▶ TASK DESCRIPTION
Exact reproduction is required for all entries.

▶ GIVEN DATA
========

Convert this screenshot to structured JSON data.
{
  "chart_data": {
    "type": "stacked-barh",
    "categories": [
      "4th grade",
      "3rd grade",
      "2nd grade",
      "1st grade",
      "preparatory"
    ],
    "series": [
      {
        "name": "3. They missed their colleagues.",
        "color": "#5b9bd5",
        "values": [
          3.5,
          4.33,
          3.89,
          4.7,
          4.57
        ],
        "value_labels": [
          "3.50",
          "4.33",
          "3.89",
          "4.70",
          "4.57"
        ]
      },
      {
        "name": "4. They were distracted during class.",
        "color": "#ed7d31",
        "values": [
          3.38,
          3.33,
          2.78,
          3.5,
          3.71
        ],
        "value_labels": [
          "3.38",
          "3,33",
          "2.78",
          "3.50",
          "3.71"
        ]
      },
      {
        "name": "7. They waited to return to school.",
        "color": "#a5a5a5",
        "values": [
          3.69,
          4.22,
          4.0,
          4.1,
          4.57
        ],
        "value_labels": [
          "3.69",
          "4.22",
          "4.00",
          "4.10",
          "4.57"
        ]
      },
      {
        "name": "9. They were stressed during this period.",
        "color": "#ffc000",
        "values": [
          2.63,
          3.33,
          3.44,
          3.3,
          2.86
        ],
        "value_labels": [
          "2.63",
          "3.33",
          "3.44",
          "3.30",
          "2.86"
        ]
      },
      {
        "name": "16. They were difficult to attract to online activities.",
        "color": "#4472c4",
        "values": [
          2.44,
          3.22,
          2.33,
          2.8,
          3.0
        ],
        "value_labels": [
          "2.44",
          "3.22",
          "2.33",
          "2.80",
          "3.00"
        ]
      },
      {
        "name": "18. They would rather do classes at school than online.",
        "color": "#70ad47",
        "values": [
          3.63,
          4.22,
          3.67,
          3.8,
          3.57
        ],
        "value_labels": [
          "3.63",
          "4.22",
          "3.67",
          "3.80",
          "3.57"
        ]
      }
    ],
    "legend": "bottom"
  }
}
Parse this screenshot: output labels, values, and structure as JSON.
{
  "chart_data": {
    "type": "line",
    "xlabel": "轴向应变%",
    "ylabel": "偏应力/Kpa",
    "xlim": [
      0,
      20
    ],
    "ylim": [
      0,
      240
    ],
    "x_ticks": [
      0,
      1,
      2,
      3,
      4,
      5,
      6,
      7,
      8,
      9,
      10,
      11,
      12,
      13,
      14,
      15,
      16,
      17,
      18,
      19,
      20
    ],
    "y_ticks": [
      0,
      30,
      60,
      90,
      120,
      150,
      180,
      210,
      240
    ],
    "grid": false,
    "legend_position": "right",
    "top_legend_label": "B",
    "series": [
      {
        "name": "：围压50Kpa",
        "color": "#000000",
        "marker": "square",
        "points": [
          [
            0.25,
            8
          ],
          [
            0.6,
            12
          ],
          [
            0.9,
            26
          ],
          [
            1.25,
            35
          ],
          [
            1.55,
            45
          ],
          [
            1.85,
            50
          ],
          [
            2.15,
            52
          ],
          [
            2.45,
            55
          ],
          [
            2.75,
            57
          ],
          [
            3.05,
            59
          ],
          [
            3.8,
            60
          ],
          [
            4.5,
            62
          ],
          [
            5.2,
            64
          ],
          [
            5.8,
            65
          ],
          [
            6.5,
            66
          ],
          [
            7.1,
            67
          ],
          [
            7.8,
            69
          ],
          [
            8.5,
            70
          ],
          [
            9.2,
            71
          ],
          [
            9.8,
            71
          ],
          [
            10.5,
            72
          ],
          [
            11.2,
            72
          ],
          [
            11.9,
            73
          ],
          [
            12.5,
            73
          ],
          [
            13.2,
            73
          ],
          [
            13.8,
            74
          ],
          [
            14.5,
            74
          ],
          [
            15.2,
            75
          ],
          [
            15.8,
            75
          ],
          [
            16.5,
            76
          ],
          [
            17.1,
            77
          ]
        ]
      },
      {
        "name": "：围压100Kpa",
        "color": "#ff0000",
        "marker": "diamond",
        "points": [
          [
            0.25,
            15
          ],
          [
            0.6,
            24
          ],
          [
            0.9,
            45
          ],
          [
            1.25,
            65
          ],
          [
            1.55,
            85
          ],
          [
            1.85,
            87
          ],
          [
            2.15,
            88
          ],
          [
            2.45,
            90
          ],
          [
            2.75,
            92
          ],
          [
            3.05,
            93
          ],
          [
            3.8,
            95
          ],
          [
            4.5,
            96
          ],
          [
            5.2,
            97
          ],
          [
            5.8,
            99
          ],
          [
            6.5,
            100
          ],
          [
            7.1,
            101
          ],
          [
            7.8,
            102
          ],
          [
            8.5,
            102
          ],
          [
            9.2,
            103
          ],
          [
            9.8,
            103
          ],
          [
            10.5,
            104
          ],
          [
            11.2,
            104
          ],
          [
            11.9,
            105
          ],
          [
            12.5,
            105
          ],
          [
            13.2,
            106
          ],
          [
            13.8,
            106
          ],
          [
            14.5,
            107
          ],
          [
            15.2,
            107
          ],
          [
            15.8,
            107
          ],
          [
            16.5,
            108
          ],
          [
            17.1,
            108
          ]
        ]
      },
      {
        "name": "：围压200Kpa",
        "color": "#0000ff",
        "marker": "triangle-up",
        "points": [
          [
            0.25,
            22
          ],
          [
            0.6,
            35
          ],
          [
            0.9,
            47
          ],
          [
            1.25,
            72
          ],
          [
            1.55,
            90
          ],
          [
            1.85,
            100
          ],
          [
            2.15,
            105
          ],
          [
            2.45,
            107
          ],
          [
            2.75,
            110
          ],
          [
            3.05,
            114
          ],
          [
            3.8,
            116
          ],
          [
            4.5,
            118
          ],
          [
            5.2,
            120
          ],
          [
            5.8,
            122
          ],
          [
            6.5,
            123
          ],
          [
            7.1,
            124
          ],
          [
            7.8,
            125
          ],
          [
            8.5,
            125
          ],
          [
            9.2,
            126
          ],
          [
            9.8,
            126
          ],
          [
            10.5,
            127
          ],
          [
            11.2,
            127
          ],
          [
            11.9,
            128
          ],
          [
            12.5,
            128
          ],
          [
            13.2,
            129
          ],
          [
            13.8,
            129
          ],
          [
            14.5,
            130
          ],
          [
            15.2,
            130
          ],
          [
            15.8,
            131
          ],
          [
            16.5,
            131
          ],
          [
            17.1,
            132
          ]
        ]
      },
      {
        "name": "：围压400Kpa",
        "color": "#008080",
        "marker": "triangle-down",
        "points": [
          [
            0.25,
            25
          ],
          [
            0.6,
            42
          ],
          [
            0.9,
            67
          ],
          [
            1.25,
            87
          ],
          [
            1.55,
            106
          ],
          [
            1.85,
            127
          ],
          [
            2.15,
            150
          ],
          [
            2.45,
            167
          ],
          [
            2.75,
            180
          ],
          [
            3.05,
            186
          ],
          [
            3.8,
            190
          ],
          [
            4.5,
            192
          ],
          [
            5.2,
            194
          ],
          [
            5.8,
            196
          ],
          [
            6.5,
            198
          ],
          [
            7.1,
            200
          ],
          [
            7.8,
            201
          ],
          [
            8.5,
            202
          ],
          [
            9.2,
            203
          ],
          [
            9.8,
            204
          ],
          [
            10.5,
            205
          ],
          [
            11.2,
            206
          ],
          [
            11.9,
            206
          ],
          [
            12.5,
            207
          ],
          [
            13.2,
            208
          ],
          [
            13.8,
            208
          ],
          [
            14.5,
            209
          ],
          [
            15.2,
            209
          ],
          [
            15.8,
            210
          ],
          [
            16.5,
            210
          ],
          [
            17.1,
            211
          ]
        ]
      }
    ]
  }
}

========

▶ TASK RESULT
Convert this screenshot to structured JSON data.
{
  "chart_data": {
    "type": "stacked-barh",
    "categories": [
      "4th grade",
      "3rd grade",
      "2nd grade",
      "1st grade",
      "preparatory"
    ],
    "series": [
      {
        "name": "3. They missed their colleagues.",
        "color": "#5b9bd5",
        "values": [
          3.5,
          4.33,
          3.89,
          4.7,
          4.57
        ],
        "value_labels": [
          "3.50",
          "4.33",
          "3.89",
          "4.70",
          "4.57"
        ]
      },
      {
        "name": "4. They were distracted during class.",
        "color": "#ed7d31",
        "values": [
          3.38,
          3.33,
          2.78,
          3.5,
          3.71
        ],
        "value_labels": [
          "3.38",
          "3,33",
          "2.78",
          "3.50",
          "3.71"
        ]
      },
      {
        "name": "7. They waited to return to school.",
        "color": "#a5a5a5",
        "values": [
          3.69,
          4.22,
          4.0,
          4.1,
          4.57
        ],
        "value_labels": [
          "3.69",
          "4.22",
          "4.00",
          "4.10",
          "4.57"
        ]
      },
      {
        "name": "9. They were stressed during this period.",
        "color": "#ffc000",
        "values": [
          2.63,
          3.33,
          3.44,
          3.3,
          2.86
        ],
        "value_labels": [
          "2.63",
          "3.33",
          "3.44",
          "3.30",
          "2.86"
        ]
      },
      {
        "name": "16. They were difficult to attract to online activities.",
        "color": "#4472c4",
        "values": [
          2.44,
          3.22,
          2.33,
          2.8,
          3.0
        ],
        "value_labels": [
          "2.44",
          "3.22",
          "2.33",
          "2.80",
          "3.00"
        ]
      },
      {
        "name": "18. They would rather do classes at school than online.",
        "color": "#70ad47",
        "values": [
          3.63,
          4.22,
          3.67,
          3.8,
          3.57
        ],
        "value_labels": [
          "3.63",
          "4.22",
          "3.67",
          "3.80",
          "3.57"
        ]
      }
    ],
    "legend": "bottom"
  }
}
Parse this screenshot: output labels, values, and structure as JSON.
{
  "chart_data": {
    "type": "line",
    "xlabel": "轴向应变%",
    "ylabel": "偏应力/Kpa",
    "xlim": [
      0,
      20
    ],
    "ylim": [
      0,
      240
    ],
    "x_ticks": [
      0,
      1,
      2,
      3,
      4,
      5,
      6,
      7,
      8,
      9,
      10,
      11,
      12,
      13,
      14,
      15,
      16,
      17,
      18,
      19,
      20
    ],
    "y_ticks": [
      0,
      30,
      60,
      90,
      120,
      150,
      180,
      210,
      240
    ],
    "grid": false,
    "legend_position": "right",
    "top_legend_label": "B",
    "series": [
      {
        "name": "：围压50Kpa",
        "color": "#000000",
        "marker": "square",
        "points": [
          [
            0.25,
            8
          ],
          [
            0.6,
            12
          ],
          [
            0.9,
            26
          ],
          [
            1.25,
            35
          ],
          [
            1.55,
            45
          ],
          [
            1.85,
            50
          ],
          [
            2.15,
            52
          ],
          [
            2.45,
            55
          ],
          [
            2.75,
            57
          ],
          [
            3.05,
            59
          ],
          [
            3.8,
            60
          ],
          [
            4.5,
            62
          ],
          [
            5.2,
            64
          ],
          [
            5.8,
            65
          ],
          [
            6.5,
            66
          ],
          [
            7.1,
            67
          ],
          [
            7.8,
            69
          ],
          [
            8.5,
            70
          ],
          [
            9.2,
            71
          ],
          [
            9.8,
            71
          ],
          [
            10.5,
            72
          ],
          [
            11.2,
            72
          ],
          [
            11.9,
            73
          ],
          [
            12.5,
            73
          ],
          [
            13.2,
            73
          ],
          [
            13.8,
            74
          ],
          [
            14.5,
            74
          ],
          [
            15.2,
            75
          ],
          [
            15.8,
            75
          ],
          [
            16.5,
            76
          ],
          [
            17.1,
            77
          ]
        ]
      },
      {
        "name": "：围压100Kpa",
        "color": "#ff0000",
        "marker": "diamond",
        "points": [
          [
            0.25,
            15
          ],
          [
            0.6,
            24
          ],
          [
            0.9,
            45
          ],
          [
            1.25,
            65
          ],
          [
            1.55,
            85
          ],
          [
            1.85,
            87
          ],
          [
            2.15,
            88
          ],
          [
            2.45,
            90
          ],
          [
            2.75,
            92
          ],
          [
            3.05,
            93
          ],
          [
            3.8,
            95
          ],
          [
            4.5,
            96
          ],
          [
            5.2,
            97
          ],
          [
            5.8,
            99
          ],
          [
            6.5,
            100
          ],
          [
            7.1,
            101
          ],
          [
            7.8,
            102
          ],
          [
            8.5,
            102
          ],
          [
            9.2,
            103
          ],
          [
            9.8,
            103
          ],
          [
            10.5,
            104
          ],
          [
            11.2,
            104
          ],
          [
            11.9,
            105
          ],
          [
            12.5,
            105
          ],
          [
            13.2,
            106
          ],
          [
            13.8,
            106
          ],
          [
            14.5,
            107
          ],
          [
            15.2,
            107
          ],
          [
            15.8,
            107
          ],
          [
            16.5,
            108
          ],
          [
            17.1,
            108
          ]
        ]
      },
      {
        "name": "：围压200Kpa",
        "color": "#0000ff",
        "marker": "triangle-up",
        "points": [
          [
            0.25,
            22
          ],
          [
            0.6,
            35
          ],
          [
            0.9,
            47
          ],
          [
            1.25,
            72
          ],
          [
            1.55,
            90
          ],
          [
            1.85,
            100
          ],
          [
            2.15,
            105
          ],
          [
            2.45,
            107
          ],
          [
            2.75,
            110
          ],
          [
            3.05,
            114
          ],
          [
            3.8,
            116
          ],
          [
            4.5,
            118
          ],
          [
            5.2,
            120
          ],
          [
            5.8,
            122
          ],
          [
            6.5,
            123
          ],
          [
            7.1,
            124
          ],
          [
            7.8,
            125
          ],
          [
            8.5,
            125
          ],
          [
            9.2,
            126
          ],
          [
            9.8,
            126
          ],
          [
            10.5,
            127
          ],
          [
            11.2,
            127
          ],
          [
            11.9,
            128
          ],
          [
            12.5,
            128
          ],
          [
            13.2,
            129
          ],
          [
            13.8,
            129
          ],
          [
            14.5,
            130
          ],
          [
            15.2,
            130
          ],
          [
            15.8,
            131
          ],
          [
            16.5,
            131
          ],
          [
            17.1,
            132
          ]
        ]
      },
      {
        "name": "：围压400Kpa",
        "color": "#008080",
        "marker": "triangle-down",
        "points": [
          [
            0.25,
            25
          ],
          [
            0.6,
            42
          ],
          [
            0.9,
            67
          ],
          [
            1.25,
            87
          ],
          [
            1.55,
            106
          ],
          [
            1.85,
            127
          ],
          [
            2.15,
            150
          ],
          [
            2.45,
            167
          ],
          [
            2.75,
            180
          ],
          [
            3.05,
            186
          ],
          [
            3.8,
            190
          ],
          [
            4.5,
            192
          ],
          [
            5.2,
            194
          ],
          [
            5.8,
            196
          ],
          [
            6.5,
            198
          ],
          [
            7.1,
            200
          ],
          [
            7.8,
            201
          ],
          [
            8.5,
            202
          ],
          [
            9.2,
            203
          ],
          [
            9.8,
            204
          ],
          [
            10.5,
            205
          ],
          [
            11.2,
            206
          ],
          [
            11.9,
            206
          ],
          [
            12.5,
            207
          ],
          [
            13.2,
            208
          ],
          [
            13.8,
            208
          ],
          [
            14.5,
            209
          ],
          [
            15.2,
            209
          ],
          [
            15.8,
            210
          ],
          [
            16.5,
            210
          ],
          [
            17.1,
            211
          ]
        ]
      }
    ]
  }
}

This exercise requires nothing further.